WORK REQUIRED
Go through the entries and say how many lines contain the string "quotidiana". The number is the whole answer.

ENTRIES PROVIDED
★ ★ ★ ★
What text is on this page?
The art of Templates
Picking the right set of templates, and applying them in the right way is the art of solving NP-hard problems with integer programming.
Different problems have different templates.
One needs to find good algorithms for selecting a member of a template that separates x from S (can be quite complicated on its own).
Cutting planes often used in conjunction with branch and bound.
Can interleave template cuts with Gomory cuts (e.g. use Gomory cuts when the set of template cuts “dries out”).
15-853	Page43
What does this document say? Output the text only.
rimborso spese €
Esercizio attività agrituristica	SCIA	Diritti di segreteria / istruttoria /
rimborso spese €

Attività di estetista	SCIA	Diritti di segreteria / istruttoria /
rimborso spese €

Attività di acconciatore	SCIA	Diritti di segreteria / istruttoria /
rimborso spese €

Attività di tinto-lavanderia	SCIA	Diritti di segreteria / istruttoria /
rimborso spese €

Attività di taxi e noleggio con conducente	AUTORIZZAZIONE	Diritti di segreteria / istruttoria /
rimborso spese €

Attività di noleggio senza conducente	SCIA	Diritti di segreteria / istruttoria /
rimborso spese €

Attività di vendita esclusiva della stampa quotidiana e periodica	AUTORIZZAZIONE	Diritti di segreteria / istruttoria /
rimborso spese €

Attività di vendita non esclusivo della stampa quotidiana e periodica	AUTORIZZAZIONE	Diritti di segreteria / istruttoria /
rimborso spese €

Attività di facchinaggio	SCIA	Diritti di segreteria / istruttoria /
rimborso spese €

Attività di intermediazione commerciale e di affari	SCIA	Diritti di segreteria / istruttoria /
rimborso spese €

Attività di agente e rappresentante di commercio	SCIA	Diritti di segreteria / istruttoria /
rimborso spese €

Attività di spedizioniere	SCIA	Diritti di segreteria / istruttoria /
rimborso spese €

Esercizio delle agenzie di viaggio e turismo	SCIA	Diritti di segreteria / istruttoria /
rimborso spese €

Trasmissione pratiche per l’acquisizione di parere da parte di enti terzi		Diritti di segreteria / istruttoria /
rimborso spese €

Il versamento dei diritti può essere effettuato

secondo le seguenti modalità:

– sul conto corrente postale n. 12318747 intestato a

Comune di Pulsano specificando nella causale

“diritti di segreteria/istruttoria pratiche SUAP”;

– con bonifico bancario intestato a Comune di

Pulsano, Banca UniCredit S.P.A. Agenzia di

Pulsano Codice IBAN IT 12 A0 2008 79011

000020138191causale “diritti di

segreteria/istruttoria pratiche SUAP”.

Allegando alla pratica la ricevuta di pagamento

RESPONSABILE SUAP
★ ★ ★ ★
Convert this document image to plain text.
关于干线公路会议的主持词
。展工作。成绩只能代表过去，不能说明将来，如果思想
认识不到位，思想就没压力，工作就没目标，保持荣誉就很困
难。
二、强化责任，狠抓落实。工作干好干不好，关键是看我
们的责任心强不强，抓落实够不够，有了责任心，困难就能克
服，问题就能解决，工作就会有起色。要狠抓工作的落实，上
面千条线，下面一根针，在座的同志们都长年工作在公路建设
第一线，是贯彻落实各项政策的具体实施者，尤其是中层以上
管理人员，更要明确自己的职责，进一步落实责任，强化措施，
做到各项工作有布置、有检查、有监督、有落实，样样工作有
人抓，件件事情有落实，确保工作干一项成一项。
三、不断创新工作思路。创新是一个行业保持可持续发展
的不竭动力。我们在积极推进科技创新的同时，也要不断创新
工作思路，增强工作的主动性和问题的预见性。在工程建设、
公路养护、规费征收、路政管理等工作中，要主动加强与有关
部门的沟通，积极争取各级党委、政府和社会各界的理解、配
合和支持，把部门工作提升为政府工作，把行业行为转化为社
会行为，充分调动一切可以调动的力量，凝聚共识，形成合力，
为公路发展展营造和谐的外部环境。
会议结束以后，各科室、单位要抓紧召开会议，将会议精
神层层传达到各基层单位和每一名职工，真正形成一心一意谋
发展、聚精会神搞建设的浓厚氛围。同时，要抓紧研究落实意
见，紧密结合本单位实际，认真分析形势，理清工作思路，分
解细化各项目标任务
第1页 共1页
★ ★ ★ ★
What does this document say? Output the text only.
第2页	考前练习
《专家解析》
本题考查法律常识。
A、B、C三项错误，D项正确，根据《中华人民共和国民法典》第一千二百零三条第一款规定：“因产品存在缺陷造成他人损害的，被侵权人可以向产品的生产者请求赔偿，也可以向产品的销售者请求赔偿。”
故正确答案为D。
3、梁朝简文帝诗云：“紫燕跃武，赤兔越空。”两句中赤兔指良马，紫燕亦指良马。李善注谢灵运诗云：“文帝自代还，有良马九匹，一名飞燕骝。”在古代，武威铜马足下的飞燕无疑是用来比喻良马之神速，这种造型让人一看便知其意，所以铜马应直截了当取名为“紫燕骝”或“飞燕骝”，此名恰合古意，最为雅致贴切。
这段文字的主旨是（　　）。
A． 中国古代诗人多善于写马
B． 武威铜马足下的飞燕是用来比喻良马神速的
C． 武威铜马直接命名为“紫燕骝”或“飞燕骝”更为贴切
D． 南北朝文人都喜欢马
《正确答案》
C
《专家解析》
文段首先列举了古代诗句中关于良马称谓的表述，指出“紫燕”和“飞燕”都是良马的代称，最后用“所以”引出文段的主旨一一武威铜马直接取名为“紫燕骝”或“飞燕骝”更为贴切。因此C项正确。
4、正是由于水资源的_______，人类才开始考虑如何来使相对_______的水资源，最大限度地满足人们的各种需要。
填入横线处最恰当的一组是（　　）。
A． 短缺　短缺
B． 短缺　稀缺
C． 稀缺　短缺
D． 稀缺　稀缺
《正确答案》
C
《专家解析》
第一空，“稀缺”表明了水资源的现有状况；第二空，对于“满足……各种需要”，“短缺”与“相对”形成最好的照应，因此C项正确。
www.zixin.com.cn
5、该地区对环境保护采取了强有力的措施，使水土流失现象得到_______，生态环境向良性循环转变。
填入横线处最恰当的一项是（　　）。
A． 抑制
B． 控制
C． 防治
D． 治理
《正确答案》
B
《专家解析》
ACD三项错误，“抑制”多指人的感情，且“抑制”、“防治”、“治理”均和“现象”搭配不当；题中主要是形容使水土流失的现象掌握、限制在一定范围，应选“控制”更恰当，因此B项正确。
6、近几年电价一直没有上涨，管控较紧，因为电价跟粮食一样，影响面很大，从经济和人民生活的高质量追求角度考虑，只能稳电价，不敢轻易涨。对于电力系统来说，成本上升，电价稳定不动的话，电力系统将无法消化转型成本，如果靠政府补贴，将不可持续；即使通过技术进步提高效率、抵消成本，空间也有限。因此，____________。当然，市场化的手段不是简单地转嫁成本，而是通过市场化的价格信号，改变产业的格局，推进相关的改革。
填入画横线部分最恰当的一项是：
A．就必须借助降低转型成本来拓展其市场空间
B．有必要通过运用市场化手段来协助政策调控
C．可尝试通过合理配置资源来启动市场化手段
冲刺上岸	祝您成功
★ ★ ★ ★
FINISHED TASK
2